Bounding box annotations
---
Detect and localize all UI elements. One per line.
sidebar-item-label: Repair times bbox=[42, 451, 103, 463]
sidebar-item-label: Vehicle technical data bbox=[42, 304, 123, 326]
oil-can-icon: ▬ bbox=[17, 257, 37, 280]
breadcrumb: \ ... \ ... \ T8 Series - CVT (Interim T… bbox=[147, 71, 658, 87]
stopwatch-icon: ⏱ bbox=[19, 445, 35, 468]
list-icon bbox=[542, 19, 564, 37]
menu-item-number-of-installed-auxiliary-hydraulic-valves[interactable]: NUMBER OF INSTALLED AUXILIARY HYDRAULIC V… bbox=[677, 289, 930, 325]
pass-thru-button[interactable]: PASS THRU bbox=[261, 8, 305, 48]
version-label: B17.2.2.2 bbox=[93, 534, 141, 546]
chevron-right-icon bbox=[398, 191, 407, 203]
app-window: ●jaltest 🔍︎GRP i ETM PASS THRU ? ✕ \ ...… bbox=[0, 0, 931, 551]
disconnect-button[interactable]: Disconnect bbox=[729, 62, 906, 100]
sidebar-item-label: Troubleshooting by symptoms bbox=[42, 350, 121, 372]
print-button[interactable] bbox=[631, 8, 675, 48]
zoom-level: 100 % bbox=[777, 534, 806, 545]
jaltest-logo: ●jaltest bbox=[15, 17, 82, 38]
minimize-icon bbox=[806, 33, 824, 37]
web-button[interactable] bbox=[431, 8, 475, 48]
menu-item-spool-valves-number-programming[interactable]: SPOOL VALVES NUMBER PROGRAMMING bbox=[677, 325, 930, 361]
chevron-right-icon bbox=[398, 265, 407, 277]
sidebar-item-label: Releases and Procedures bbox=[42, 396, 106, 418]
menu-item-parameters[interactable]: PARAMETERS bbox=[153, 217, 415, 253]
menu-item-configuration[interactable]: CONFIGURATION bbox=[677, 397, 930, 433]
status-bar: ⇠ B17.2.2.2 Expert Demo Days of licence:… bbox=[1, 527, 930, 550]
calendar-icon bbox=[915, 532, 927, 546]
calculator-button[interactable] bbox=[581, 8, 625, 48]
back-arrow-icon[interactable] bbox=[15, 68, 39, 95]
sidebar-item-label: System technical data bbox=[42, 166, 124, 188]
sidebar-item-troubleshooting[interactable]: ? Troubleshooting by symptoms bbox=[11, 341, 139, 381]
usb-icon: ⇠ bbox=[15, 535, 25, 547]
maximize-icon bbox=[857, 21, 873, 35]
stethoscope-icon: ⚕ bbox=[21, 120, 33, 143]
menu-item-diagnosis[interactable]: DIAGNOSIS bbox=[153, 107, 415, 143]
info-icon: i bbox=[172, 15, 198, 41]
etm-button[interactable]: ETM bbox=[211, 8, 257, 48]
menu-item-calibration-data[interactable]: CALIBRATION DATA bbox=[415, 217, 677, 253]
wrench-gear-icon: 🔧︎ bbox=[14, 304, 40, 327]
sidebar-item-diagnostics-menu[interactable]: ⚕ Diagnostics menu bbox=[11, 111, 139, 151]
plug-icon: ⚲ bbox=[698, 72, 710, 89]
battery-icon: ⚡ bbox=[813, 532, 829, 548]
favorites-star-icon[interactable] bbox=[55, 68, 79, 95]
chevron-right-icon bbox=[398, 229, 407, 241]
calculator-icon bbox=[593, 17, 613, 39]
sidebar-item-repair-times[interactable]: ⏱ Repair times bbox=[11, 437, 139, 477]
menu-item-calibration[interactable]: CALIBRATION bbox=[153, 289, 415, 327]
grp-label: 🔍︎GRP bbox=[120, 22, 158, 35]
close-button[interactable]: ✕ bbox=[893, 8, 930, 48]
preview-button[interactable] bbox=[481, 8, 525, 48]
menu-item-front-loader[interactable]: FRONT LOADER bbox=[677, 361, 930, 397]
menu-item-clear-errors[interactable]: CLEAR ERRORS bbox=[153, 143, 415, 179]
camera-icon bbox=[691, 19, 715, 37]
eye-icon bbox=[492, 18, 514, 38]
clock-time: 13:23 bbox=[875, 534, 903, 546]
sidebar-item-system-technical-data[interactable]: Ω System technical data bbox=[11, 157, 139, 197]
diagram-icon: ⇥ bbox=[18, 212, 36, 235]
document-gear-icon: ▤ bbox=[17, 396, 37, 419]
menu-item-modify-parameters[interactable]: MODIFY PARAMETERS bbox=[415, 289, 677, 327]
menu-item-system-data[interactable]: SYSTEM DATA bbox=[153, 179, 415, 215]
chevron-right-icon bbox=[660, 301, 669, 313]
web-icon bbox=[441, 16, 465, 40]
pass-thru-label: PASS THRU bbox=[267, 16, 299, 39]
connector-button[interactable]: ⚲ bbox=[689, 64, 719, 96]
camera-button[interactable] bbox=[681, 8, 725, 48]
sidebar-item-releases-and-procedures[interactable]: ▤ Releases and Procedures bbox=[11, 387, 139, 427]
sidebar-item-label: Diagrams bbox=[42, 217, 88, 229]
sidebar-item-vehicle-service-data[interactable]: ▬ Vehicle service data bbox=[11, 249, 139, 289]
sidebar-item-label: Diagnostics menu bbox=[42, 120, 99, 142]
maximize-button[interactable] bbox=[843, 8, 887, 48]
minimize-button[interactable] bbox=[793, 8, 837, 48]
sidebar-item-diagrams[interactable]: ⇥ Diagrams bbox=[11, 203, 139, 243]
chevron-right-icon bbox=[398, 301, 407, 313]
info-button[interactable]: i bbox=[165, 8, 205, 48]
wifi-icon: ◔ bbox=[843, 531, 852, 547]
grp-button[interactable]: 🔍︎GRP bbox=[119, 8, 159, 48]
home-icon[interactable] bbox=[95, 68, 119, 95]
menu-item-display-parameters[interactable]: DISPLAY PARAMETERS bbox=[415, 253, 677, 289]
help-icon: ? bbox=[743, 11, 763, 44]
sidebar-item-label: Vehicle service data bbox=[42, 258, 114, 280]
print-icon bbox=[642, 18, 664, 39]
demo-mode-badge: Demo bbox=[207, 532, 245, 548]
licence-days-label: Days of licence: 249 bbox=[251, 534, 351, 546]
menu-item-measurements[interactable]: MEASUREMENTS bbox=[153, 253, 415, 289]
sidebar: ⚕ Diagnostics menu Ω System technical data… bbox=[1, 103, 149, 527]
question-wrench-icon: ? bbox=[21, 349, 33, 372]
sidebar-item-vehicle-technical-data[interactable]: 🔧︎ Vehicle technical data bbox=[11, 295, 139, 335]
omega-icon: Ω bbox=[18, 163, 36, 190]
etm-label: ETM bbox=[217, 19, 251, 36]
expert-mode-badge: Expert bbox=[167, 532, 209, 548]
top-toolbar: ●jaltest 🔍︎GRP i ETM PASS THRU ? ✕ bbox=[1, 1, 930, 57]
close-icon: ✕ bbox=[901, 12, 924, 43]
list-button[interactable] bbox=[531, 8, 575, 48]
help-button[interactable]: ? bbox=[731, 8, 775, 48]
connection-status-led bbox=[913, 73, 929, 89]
---
> **Job**
Present the lines above as a numbered list, omitting any blank lines.

> **Task response**
1. Detect and localize all UI elements. One per line.
2. sidebar-item-label: Repair times bbox=[42, 451, 103, 463]
3. sidebar-item-label: Vehicle technical data bbox=[42, 304, 123, 326]
4. oil-can-icon: ▬ bbox=[17, 257, 37, 280]
5. breadcrumb: \ ... \ ... \ T8 Series - CVT (Interim T… bbox=[147, 71, 658, 87]
6. stopwatch-icon: ⏱ bbox=[19, 445, 35, 468]
7. list-icon bbox=[542, 19, 564, 37]
8. menu-item-number-of-installed-auxiliary-hydraulic-valves[interactable]: NUMBER OF INSTALLED AUXILIARY HYDRAULIC V… bbox=[677, 289, 930, 325]
9. pass-thru-button[interactable]: PASS THRU bbox=[261, 8, 305, 48]
10. version-label: B17.2.2.2 bbox=[93, 534, 141, 546]
11. chevron-right-icon bbox=[398, 191, 407, 203]
12. app-window: ●jaltest 🔍︎GRP i ETM PASS THRU ? ✕ \ ...… bbox=[0, 0, 931, 551]
13. disconnect-button[interactable]: Disconnect bbox=[729, 62, 906, 100]
14. sidebar-item-label: Troubleshooting by symptoms bbox=[42, 350, 121, 372]
15. print-button[interactable] bbox=[631, 8, 675, 48]
16. zoom-level: 100 % bbox=[777, 534, 806, 545]
17. jaltest-logo: ●jaltest bbox=[15, 17, 82, 38]
18. minimize-icon bbox=[806, 33, 824, 37]
19. web-button[interactable] bbox=[431, 8, 475, 48]
20. menu-item-spool-valves-number-programming[interactable]: SPOOL VALVES NUMBER PROGRAMMING bbox=[677, 325, 930, 361]
21. chevron-right-icon bbox=[398, 265, 407, 277]
22. sidebar-item-label: Releases and Procedures bbox=[42, 396, 106, 418]
23. menu-item-parameters[interactable]: PARAMETERS bbox=[153, 217, 415, 253]
24. menu-item-configuration[interactable]: CONFIGURATION bbox=[677, 397, 930, 433]
25. status-bar: ⇠ B17.2.2.2 Expert Demo Days of licence:… bbox=[1, 527, 930, 550]
26. calendar-icon bbox=[915, 532, 927, 546]
27. calculator-button[interactable] bbox=[581, 8, 625, 48]
28. back-arrow-icon[interactable] bbox=[15, 68, 39, 95]
29. sidebar-item-label: System technical data bbox=[42, 166, 124, 188]
30. sidebar-item-troubleshooting[interactable]: ? Troubleshooting by symptoms bbox=[11, 341, 139, 381]
31. usb-icon: ⇠ bbox=[15, 535, 25, 547]
32. maximize-icon bbox=[857, 21, 873, 35]
33. stethoscope-icon: ⚕ bbox=[21, 120, 33, 143]
34. menu-item-diagnosis[interactable]: DIAGNOSIS bbox=[153, 107, 415, 143]
35. info-icon: i bbox=[172, 15, 198, 41]
36. etm-button[interactable]: ETM bbox=[211, 8, 257, 48]
37. menu-item-calibration-data[interactable]: CALIBRATION DATA bbox=[415, 217, 677, 253]
38. wrench-gear-icon: 🔧︎ bbox=[14, 304, 40, 327]
39. sidebar-item-diagnostics-menu[interactable]: ⚕ Diagnostics menu bbox=[11, 111, 139, 151]
40. plug-icon: ⚲ bbox=[698, 72, 710, 89]
41. battery-icon: ⚡ bbox=[813, 532, 829, 548]
42. favorites-star-icon[interactable] bbox=[55, 68, 79, 95]
43. chevron-right-icon bbox=[398, 229, 407, 241]
44. calculator-icon bbox=[593, 17, 613, 39]
45. sidebar-item-repair-times[interactable]: ⏱ Repair times bbox=[11, 437, 139, 477]
46. menu-item-calibration[interactable]: CALIBRATION bbox=[153, 289, 415, 327]
47. grp-label: 🔍︎GRP bbox=[120, 22, 158, 35]
48. close-button[interactable]: ✕ bbox=[893, 8, 930, 48]
49. preview-button[interactable] bbox=[481, 8, 525, 48]
50. menu-item-front-loader[interactable]: FRONT LOADER bbox=[677, 361, 930, 397]
51. menu-item-clear-errors[interactable]: CLEAR ERRORS bbox=[153, 143, 415, 179]
52. camera-icon bbox=[691, 19, 715, 37]
53. eye-icon bbox=[492, 18, 514, 38]
54. clock-time: 13:23 bbox=[875, 534, 903, 546]
55. sidebar-item-system-technical-data[interactable]: Ω System technical data bbox=[11, 157, 139, 197]
56. diagram-icon: ⇥ bbox=[18, 212, 36, 235]
57. document-gear-icon: ▤ bbox=[17, 396, 37, 419]
58. menu-item-modify-parameters[interactable]: MODIFY PARAMETERS bbox=[415, 289, 677, 327]
59. menu-item-system-data[interactable]: SYSTEM DATA bbox=[153, 179, 415, 215]
60. chevron-right-icon bbox=[660, 301, 669, 313]
61. web-icon bbox=[441, 16, 465, 40]
62. pass-thru-label: PASS THRU bbox=[267, 16, 299, 39]
63. connector-button[interactable]: ⚲ bbox=[689, 64, 719, 96]
64. camera-button[interactable] bbox=[681, 8, 725, 48]
65. sidebar-item-releases-and-procedures[interactable]: ▤ Releases and Procedures bbox=[11, 387, 139, 427]
66. sidebar-item-label: Diagrams bbox=[42, 217, 88, 229]
67. sidebar-item-vehicle-service-data[interactable]: ▬ Vehicle service data bbox=[11, 249, 139, 289]
68. sidebar-item-label: Diagnostics menu bbox=[42, 120, 99, 142]
69. maximize-button[interactable] bbox=[843, 8, 887, 48]
70. minimize-button[interactable] bbox=[793, 8, 837, 48]
71. sidebar-item-diagrams[interactable]: ⇥ Diagrams bbox=[11, 203, 139, 243]
72. chevron-right-icon bbox=[398, 301, 407, 313]
73. info-button[interactable]: i bbox=[165, 8, 205, 48]
74. wifi-icon: ◔ bbox=[843, 531, 852, 547]
75. grp-button[interactable]: 🔍︎GRP bbox=[119, 8, 159, 48]
76. home-icon[interactable] bbox=[95, 68, 119, 95]
77. menu-item-display-parameters[interactable]: DISPLAY PARAMETERS bbox=[415, 253, 677, 289]
78. help-icon: ? bbox=[743, 11, 763, 44]
79. sidebar-item-label: Vehicle service data bbox=[42, 258, 114, 280]
80. print-icon bbox=[642, 18, 664, 39]
81. demo-mode-badge: Demo bbox=[207, 532, 245, 548]
82. licence-days-label: Days of licence: 249 bbox=[251, 534, 351, 546]
83. menu-item-measurements[interactable]: MEASUREMENTS bbox=[153, 253, 415, 289]
84. sidebar: ⚕ Diagnostics menu Ω System technical data… bbox=[1, 103, 149, 527]
85. question-wrench-icon: ? bbox=[21, 349, 33, 372]
86. sidebar-item-vehicle-technical-data[interactable]: 🔧︎ Vehicle technical data bbox=[11, 295, 139, 335]
87. omega-icon: Ω bbox=[18, 163, 36, 190]
88. etm-label: ETM bbox=[217, 19, 251, 36]
89. expert-mode-badge: Expert bbox=[167, 532, 209, 548]
90. top-toolbar: ●jaltest 🔍︎GRP i ETM PASS THRU ? ✕ bbox=[1, 1, 930, 57]
91. close-icon: ✕ bbox=[901, 12, 924, 43]
92. list-button[interactable] bbox=[531, 8, 575, 48]
93. help-button[interactable]: ? bbox=[731, 8, 775, 48]
94. connection-status-led bbox=[913, 73, 929, 89]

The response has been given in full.